クリニック開業までの道のりは長く、そこにはさまざまな落とし穴もあります。思い込みで進めず、どのような落とし穴が潜んでいるのか事前にきちんと確認しておくことが重要です。ここでは、開業時によくある落とし穴について説明していきます。
診療スタイルを明確にせず計画を進めてしまうのは危険
クリニック開業への具体的な行動として、まずやらなければいけないのが「診療方針・経営基本計画の策定」です。要は、どのような患者さんに、何を、どのように提供するのか、を決めることです。
これらを決めることが重要なのは、それが開業に向けてのさまざまな選択をしていく中で指針となる存在だからです。
例えば、開業地選びにしても、一般内科として生活習慣病の患者さんを診ていきたいのか、豊富な内視鏡検査の経験を活かして検査メインでやっていきたいのかでは、対象となる患者層が違うため、物件選びの基準も変わります。
このように、クリニックの開業・経営の土台となる部分なので、これ無しにさまざまな計画を進めてしまうのは危険です。最初に時間をかけて慎重に考える必要があるわけです。
基本的には、「なぜ開業したいのか」「どういう診療をしたいのか」といった開業の動機を掘り下げていくことで、自然と固まっていくものです。
例えば、「身につけた技術を活かしたい」「地域医療に貢献したい」という内容からイメージを深掘って、「1日に何人、または週何人くらいの患者さんを受け入れたい」といった具体的な数字まで考えてみると良いでしょう。
また、収入はどれくらい必要か、どんな風に生活したいのかなど、診療内容以外の要素についても書いていきます。
それらの作業を通して、「どんなコンセプトで、どのような患者さんに、何を、どのように提供する医院を作りたいのか」が見えてくるはずです。
借り入れ金額はできるだけ少なく抑えようは要注意
クリニック開業に必要な資金は診療科目によって異なりますが、おおよそ5000万円〜1億円程度必要と言われています。そのため、ほとんどの先生が金融機関から借り入れすることになります。

..........

* _この課題の目的_:
クリニック開業の文章から、かぎかっこ「」で囲まれた語句をすべて、出てくる順に書き出してください。

..........

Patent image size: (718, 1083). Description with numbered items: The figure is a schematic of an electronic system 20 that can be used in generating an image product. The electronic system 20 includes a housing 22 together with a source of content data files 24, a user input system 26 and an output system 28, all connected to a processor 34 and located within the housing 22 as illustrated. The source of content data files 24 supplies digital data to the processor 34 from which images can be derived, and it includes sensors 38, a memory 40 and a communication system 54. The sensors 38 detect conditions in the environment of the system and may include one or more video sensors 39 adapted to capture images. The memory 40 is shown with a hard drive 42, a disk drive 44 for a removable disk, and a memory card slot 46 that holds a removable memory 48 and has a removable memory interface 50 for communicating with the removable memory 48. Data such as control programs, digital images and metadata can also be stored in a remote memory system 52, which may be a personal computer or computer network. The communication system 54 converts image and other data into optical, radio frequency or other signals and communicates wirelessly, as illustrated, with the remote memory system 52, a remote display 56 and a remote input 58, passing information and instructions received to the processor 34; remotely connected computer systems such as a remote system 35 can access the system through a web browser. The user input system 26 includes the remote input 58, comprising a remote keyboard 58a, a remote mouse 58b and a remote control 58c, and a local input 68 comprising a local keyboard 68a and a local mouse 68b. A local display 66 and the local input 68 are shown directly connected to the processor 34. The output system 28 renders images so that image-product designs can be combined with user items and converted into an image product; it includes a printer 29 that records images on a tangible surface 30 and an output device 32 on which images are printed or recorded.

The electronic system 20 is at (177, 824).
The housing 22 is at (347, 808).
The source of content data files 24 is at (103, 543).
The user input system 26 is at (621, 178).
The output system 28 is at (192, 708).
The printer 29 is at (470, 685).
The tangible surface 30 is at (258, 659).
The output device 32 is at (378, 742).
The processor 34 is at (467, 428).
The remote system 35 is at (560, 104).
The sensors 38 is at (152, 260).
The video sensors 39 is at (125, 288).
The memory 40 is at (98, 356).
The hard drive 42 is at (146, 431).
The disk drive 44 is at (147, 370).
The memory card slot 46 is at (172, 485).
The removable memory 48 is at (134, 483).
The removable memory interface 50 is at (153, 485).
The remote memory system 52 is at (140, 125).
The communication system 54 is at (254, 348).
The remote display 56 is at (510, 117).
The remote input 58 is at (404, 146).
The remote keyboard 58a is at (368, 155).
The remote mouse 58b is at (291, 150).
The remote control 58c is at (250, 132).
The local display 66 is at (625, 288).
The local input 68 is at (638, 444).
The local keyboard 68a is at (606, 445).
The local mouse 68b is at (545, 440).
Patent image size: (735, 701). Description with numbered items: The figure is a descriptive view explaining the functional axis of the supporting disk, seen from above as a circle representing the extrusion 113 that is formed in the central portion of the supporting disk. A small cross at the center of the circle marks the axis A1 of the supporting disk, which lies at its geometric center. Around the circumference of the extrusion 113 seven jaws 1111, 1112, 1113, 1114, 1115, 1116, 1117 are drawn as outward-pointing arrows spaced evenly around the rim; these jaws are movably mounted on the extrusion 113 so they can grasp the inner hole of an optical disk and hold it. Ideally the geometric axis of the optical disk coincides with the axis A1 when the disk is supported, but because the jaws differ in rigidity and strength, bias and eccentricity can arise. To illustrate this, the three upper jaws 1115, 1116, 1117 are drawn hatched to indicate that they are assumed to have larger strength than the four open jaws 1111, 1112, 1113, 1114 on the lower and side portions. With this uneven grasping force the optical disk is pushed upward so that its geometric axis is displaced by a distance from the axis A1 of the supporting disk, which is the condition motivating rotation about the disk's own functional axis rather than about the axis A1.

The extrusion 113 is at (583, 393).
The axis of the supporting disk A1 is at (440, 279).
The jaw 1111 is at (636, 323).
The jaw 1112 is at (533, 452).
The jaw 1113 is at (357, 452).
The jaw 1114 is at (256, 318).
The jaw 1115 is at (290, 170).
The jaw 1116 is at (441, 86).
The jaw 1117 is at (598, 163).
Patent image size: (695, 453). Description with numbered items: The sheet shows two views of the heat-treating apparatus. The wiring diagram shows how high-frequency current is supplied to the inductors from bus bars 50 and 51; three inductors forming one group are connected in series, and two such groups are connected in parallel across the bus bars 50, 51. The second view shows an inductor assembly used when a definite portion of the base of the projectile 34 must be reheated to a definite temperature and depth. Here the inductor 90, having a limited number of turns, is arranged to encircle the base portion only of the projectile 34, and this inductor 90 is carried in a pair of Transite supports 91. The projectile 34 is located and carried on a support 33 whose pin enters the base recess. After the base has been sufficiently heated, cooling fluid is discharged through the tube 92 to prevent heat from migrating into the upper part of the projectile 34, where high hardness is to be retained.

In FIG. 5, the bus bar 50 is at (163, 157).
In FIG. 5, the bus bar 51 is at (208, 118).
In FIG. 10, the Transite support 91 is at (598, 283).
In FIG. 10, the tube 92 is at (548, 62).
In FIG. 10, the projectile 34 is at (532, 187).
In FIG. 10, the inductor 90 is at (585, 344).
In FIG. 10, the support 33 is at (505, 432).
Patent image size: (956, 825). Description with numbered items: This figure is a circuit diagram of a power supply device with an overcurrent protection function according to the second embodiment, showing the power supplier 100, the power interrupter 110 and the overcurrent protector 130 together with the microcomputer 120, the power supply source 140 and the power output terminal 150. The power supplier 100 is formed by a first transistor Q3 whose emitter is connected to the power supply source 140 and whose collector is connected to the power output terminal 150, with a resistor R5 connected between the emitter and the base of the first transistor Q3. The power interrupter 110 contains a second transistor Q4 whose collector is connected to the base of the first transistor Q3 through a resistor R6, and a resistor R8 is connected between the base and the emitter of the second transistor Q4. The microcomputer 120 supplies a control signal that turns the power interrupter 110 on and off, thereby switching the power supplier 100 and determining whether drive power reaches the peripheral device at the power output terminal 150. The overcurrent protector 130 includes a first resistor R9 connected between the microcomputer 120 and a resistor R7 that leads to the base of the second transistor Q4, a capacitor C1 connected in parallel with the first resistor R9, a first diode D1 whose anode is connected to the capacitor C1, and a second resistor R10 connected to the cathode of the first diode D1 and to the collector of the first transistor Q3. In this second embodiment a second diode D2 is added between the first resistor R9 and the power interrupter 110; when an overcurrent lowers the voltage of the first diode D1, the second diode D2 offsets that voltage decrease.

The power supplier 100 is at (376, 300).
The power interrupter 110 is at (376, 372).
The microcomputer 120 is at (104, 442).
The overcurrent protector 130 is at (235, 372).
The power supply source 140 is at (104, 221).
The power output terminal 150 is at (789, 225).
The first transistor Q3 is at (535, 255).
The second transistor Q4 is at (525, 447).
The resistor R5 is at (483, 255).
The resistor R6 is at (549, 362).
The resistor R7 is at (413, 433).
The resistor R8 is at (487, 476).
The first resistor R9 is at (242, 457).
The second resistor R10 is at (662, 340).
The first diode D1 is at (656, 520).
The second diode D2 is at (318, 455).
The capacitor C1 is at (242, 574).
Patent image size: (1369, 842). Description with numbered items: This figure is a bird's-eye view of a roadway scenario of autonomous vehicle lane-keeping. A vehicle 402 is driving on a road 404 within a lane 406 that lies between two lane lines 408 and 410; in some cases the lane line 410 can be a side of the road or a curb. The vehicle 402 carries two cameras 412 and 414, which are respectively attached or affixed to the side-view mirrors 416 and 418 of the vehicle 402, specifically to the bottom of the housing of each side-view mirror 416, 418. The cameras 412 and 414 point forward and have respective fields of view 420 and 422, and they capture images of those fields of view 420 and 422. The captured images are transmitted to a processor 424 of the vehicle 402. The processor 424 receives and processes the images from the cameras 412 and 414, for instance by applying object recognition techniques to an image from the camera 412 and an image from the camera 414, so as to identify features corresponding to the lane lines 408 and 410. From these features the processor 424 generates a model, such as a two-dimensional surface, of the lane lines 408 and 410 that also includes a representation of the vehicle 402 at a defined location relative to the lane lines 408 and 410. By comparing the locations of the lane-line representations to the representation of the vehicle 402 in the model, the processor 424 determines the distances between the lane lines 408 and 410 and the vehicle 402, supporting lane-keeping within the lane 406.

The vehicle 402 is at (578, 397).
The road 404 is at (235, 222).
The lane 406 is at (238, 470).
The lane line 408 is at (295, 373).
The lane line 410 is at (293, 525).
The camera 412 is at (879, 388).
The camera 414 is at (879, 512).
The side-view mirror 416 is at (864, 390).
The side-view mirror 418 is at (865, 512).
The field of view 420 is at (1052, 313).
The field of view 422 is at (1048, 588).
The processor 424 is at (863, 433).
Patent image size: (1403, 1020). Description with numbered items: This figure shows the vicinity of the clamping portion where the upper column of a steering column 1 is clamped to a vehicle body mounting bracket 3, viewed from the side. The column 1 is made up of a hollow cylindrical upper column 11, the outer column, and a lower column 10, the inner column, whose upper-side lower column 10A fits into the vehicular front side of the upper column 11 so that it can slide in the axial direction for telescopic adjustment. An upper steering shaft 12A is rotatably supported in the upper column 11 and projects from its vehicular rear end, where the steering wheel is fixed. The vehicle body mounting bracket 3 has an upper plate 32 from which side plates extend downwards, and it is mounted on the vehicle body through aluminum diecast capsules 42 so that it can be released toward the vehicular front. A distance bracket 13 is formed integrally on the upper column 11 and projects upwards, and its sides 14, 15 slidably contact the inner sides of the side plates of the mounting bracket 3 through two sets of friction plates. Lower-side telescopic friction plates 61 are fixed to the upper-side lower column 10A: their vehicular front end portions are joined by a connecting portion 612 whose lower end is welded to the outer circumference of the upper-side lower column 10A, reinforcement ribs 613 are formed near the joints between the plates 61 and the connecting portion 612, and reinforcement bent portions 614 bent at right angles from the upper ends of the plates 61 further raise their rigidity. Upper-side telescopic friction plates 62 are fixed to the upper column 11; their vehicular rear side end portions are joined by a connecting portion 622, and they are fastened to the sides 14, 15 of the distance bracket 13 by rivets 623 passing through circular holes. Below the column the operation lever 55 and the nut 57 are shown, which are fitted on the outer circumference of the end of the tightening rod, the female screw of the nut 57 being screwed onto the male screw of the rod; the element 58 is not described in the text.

..........

* _解答_:
「診療方針・経営基本計画の策定」
「なぜ開業したいのか」
「どういう診療をしたいのか」
「身につけた技術を活かしたい」
「地域医療に貢献したい」
「1日に何人、または週何人くらいの患者さんを受け入れたい」
「どんなコンセプトで、どのような患者さんに、何を、どのように提供する医院を作りたいのか」